But what was modern truth? And what was the role of art in modern life? Here die Jungen divided, in architecture as in other domains of higher culture, into two camps: the aesthetes and the ethicists. Both were concerned less with society than with the psyche, less with Wagner’s and Sitte’s communitarian economic man than with the man of feeling. The artists of the Secession shared the preoccupations of contemporary Jung-Wien writers such as Schnitzler and Hofmannsthal: on the one hand, they explored the instinctual life, especially that of eros, and the dissolution of the boundaries between the “I” and the world, between thought and feeling; on the other, they tried to create a new, suprahistorical beauty in architecture and the applied arts to satisfy the sensitive souls of the aesthetically cultivated. Inspired by the English arts and crafts movement, though not by its social theory, the Secession designers worked to transform the use-objects of daily life into works of art. The presumed client, the new man of Bildung, in contrast to his predecessor who enriched his life with the works of acquired historical culture, was expected to define himself from within, to refine his own psyche into art. The forms of living—the house, its furnishings, its art—were to be personal expressions of each man’s soul and beauty.
Under these circumstances, the architect became less the builder and more the artist. A new terminology reflected the change: the architect became a Raumkünstler; architecture was called Raumpoesie. (This in contrast to Otto Wagner, who changed the title of Moderne Architektur to Moderne Baukunst, the art of building, not poeticizing in space.)
Hermann Bahr, a writer who had his house designed for him by the architect of the Secession’s building, Josef Olbrich, describes how, in principle, one should approach one’s architect:
I would first have to tell the architect about my inner beauty…through my favorite color, poem, song, my favorite hour of the day…. Then he would know me, could feel my essence. This essence he would then have to express through a line, to find the gesture of my essence. Above the gate a verse would be inscribed—the verse of my essence. And what this verse is in words, that same thing must be in every color and every line; and every chair, every wallpaper, every lamp, would be that same verse ever again. In such a house, I would everywhere be able to see my soul as in a mirror. This would be my house. Hier könnte ich mir leben, looking at my own image, listening to my own music.
The soon fashionable personalist aesthetic did not often produce such narcissistic extremes, but some of the most important work of the Secession architects reflected its spirit. Especially prominent was the integral conception of exterior and interior, with common motifs serving to unify inner space and outer world. In the nursery of Olbrich’s Villa Friedmann one can see not only the mottoes, but the attempt to dissolve the walls symbolically, bringing nature into the interior by means of wall paintings consistent with the external scene. Panpsychism and pan-naturism are fused in the organic forms of the specially designed furniture.

..............................

OBJECTIVES |
**A.** In the passage on Secession architecture, who designed Hermann Bahr's house?
**B.** Pick up the passage on Secession architecture after its last sentence and carry it on for one more paragraph.
The records come from a different source than the passage on Secession architecture.

DATASET EXCERPTS |
..............................

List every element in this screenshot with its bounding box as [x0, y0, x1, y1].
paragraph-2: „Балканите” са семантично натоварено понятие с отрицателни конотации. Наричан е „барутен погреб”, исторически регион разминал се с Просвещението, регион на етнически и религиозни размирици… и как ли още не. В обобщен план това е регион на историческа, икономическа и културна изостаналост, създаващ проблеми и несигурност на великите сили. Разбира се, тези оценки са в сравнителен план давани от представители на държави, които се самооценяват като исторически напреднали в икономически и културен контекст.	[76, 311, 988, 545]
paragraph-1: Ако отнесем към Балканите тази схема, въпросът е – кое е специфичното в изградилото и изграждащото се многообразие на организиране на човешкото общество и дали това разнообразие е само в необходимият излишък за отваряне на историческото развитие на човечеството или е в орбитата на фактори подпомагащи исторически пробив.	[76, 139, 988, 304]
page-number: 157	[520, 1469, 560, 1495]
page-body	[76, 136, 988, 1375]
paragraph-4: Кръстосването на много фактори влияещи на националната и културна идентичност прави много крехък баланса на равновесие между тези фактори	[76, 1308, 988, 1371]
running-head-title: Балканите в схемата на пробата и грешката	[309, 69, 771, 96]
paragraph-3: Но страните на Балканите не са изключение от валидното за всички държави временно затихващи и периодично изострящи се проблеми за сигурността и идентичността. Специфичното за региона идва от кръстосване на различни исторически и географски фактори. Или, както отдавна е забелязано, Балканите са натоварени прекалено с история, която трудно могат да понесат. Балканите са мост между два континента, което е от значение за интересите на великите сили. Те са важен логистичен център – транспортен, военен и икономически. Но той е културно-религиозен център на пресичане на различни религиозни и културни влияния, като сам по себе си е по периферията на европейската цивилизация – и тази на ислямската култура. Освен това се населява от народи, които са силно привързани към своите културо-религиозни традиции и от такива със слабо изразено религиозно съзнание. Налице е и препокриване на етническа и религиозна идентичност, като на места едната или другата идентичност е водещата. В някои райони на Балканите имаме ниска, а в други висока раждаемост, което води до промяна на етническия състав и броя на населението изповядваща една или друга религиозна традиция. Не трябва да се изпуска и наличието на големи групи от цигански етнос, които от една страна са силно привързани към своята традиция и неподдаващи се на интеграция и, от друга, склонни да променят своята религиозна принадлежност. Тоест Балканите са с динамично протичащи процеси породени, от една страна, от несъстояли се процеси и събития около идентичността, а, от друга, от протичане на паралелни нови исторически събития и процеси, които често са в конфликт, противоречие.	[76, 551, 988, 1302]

..............................

RESPONSES PER TASK |
**A.** Josef Olbrich, the architect of the Secession's building.

**B.**
In the famous Palais Stoclet (see photograph on following page) built by Josef Hoffmann, with Gustav Klimt and other Secession artists responsible for the decoration, the aim was to provide both a scene for and a symbol of the life-beautiful. The exterior, with its molded bindings to contain the marble-clad blocks of which the house is composed, is a veritable jewel box for the precious and cultivated life it was to house. In consonance with the oft-cited aim of Oscar Wilde, to infuse all life with art, even the clothes of the Stoclet couple were designed to harmonize with the rich, uniformly stylized décor of their house. The portraits by Klimt that date from the time of the building of the Palais Stoclet (1904–1911) reveal the same hermetic encapsulation of the human figure in a luxurious interior whose symbols are without any historical reference.
3.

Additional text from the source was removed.